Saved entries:
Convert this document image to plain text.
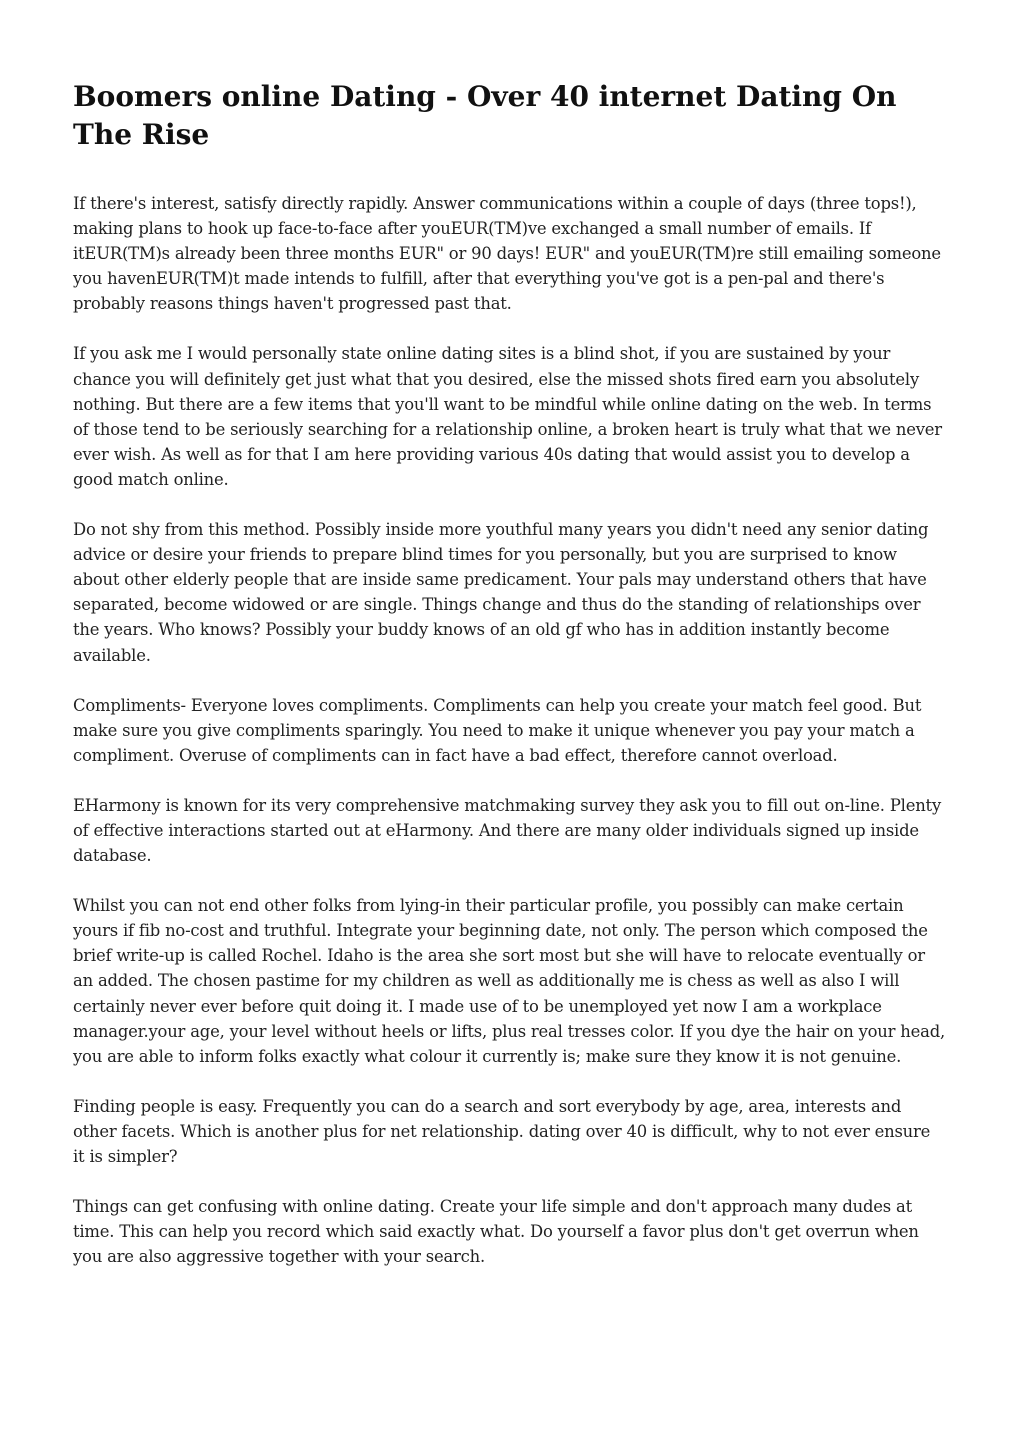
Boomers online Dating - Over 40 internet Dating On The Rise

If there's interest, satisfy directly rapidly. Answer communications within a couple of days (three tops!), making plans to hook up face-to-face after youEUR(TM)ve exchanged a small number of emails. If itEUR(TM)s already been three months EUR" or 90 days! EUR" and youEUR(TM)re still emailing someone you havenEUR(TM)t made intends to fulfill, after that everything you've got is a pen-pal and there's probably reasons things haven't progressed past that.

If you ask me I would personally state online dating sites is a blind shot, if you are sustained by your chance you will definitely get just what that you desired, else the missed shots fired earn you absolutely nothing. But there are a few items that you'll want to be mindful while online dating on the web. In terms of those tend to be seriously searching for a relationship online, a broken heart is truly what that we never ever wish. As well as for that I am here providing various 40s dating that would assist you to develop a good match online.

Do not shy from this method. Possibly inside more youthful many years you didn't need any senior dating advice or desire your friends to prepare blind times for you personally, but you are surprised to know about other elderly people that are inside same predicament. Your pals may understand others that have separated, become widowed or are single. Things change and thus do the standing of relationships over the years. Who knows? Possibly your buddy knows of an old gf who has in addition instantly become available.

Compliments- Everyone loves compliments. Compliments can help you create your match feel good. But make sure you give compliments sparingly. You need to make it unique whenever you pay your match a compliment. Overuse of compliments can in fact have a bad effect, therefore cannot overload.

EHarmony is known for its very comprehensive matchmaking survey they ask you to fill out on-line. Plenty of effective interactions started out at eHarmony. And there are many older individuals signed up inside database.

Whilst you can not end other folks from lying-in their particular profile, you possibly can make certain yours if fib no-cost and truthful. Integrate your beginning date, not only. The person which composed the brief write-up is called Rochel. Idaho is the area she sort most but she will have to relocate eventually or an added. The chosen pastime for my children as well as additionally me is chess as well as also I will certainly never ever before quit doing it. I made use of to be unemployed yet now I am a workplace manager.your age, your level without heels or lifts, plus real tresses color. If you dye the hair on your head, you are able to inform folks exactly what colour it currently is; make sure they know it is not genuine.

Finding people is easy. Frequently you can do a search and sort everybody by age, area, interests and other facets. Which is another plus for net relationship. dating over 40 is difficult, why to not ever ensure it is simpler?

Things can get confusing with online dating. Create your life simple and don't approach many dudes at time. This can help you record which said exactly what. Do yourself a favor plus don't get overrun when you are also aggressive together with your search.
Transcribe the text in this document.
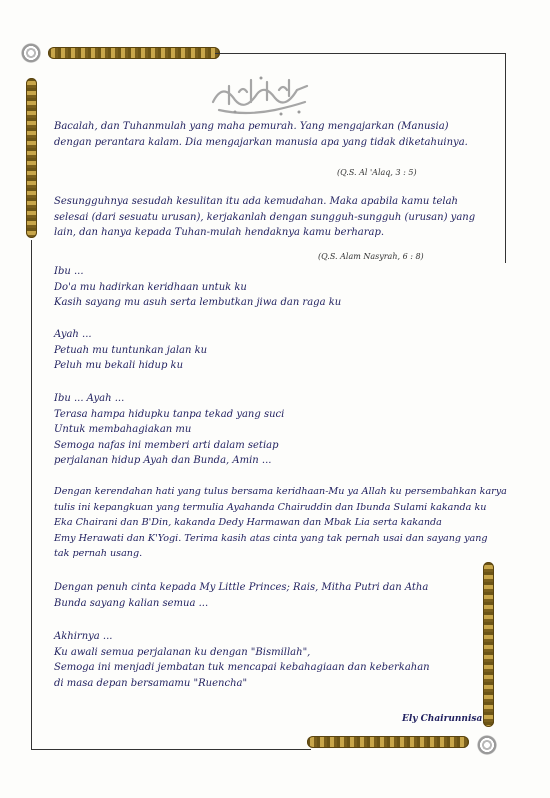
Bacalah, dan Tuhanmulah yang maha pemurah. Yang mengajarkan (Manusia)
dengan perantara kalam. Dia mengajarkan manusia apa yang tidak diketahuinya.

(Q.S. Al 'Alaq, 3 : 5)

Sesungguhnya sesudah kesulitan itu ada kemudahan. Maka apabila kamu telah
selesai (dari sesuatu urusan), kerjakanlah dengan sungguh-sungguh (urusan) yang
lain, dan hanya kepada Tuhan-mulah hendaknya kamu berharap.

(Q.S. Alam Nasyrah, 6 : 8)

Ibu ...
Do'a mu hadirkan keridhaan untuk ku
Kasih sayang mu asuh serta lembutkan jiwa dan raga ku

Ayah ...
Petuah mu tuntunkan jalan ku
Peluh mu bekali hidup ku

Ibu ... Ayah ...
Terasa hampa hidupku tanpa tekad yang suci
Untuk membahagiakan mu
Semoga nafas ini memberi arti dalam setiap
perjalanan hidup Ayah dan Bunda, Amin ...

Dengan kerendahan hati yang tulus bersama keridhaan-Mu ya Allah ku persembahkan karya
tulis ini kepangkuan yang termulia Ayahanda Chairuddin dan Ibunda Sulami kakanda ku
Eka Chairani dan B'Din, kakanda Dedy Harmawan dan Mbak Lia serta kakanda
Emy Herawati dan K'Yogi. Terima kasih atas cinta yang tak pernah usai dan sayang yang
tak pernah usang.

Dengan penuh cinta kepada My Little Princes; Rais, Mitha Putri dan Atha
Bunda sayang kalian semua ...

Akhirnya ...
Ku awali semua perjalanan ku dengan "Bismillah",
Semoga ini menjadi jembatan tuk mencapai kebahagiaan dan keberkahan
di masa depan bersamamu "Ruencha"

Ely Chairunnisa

▸ **Aim of the task**: Pick out every line holding the string "online" and return it.

▸ **The result**:
Boomers online Dating - Over 40 internet Dating On The Rise
If you ask me I would personally state online dating sites is a blind shot, if you are sustained by your chance you will definitely get just what that you desired, else the missed shots fired earn you absolutely nothing. But there are a few items that you'll want to be mindful while online dating on the web. In terms of those tend to be seriously searching for a relationship online, a broken heart is truly what that we never ever wish. As well as for that I am here providing various 40s dating that would assist you to develop a good match online.
Things can get confusing with online dating. Create your life simple and don't approach many dudes at time. This can help you record which said exactly what. Do yourself a favor plus don't get overrun when you are also aggressive together with your search.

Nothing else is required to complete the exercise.